:: Stated goal ::
Pull every line containing the word "image" from the records.

* Begin Data provided *

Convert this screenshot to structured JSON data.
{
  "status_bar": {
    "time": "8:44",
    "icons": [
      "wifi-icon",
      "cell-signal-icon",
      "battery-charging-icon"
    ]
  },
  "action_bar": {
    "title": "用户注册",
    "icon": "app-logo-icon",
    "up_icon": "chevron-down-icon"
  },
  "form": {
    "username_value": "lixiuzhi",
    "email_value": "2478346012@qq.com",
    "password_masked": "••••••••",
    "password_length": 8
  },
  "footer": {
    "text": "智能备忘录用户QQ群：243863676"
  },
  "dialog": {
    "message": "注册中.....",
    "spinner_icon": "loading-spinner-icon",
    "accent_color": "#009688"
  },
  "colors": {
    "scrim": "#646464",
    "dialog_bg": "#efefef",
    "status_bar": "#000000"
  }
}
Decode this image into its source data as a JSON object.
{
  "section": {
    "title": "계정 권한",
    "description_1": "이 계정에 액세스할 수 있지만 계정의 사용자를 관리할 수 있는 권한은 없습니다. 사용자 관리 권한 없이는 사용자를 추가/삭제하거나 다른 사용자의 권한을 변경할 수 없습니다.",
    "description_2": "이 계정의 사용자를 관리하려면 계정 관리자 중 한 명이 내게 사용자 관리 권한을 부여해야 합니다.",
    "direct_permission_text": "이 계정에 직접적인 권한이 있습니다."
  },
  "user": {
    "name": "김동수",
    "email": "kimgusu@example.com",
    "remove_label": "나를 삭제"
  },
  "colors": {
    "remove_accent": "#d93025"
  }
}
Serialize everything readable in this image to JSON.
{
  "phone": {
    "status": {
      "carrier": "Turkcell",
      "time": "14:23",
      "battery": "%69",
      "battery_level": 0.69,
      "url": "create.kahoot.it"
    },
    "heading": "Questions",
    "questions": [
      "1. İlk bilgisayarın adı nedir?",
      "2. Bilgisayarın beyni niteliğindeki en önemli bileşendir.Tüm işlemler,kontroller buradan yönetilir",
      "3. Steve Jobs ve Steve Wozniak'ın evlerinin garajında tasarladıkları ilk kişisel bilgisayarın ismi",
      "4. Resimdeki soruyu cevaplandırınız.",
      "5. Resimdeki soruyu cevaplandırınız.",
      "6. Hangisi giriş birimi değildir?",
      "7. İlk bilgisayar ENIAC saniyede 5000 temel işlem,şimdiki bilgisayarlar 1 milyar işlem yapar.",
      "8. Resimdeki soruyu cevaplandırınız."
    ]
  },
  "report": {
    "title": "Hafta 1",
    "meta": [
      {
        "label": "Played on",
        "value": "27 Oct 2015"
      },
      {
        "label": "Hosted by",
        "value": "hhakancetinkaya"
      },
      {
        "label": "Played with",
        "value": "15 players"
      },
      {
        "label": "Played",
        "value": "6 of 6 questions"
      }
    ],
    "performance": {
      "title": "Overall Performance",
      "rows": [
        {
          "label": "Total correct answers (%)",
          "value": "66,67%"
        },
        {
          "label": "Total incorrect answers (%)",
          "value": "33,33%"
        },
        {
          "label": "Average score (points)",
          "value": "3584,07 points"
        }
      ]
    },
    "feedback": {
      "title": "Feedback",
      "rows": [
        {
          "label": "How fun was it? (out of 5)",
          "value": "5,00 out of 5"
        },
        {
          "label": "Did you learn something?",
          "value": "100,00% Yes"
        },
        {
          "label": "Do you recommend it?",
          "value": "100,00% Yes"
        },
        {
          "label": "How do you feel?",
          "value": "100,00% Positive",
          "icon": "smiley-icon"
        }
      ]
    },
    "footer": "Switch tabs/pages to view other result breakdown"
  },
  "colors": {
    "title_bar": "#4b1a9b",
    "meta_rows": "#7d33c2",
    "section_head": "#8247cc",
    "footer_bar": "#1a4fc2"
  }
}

* End Data provided *

:: Answer for this exercise ::
Decode this image into its source data as a JSON object.
Serialize everything readable in this image to JSON.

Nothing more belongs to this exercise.